Without including any images, reproduce each entry exactly.
>> begin INPUT MATERIAL
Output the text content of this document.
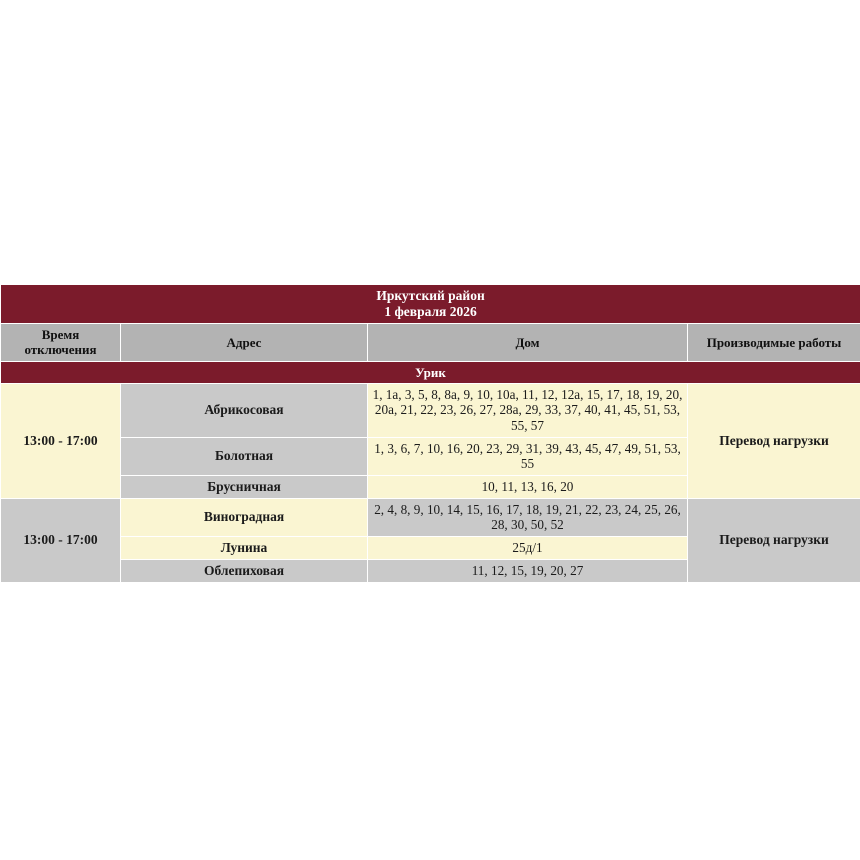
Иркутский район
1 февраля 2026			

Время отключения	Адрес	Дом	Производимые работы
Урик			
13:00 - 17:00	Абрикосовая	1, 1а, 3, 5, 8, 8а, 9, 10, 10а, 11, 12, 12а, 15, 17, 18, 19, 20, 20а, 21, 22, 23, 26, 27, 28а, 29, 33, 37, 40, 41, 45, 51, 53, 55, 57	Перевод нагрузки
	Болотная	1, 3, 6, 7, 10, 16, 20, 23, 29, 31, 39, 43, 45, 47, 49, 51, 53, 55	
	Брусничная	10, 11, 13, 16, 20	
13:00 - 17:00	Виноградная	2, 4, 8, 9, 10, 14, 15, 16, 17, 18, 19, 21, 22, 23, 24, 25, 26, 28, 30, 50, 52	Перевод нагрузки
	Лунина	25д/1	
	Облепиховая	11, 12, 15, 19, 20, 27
>> end INPUT MATERIAL
* [REPLY TO THE TASK]
Output the text content of this document.
Иркутский район
1 февраля 2026			

Время отключения	Адрес	Дом	Производимые работы
Урик			
13:00 - 17:00	Абрикосовая	1, 1а, 3, 5, 8, 8а, 9, 10, 10а, 11, 12, 12а, 15, 17, 18, 19, 20, 20а, 21, 22, 23, 26, 27, 28а, 29, 33, 37, 40, 41, 45, 51, 53, 55, 57	Перевод нагрузки
	Болотная	1, 3, 6, 7, 10, 16, 20, 23, 29, 31, 39, 43, 45, 47, 49, 51, 53, 55	
	Брусничная	10, 11, 13, 16, 20	
13:00 - 17:00	Виноградная	2, 4, 8, 9, 10, 14, 15, 16, 17, 18, 19, 21, 22, 23, 24, 25, 26, 28, 30, 50, 52	Перевод нагрузки
	Лунина	25д/1	
	Облепиховая	11, 12, 15, 19, 20, 27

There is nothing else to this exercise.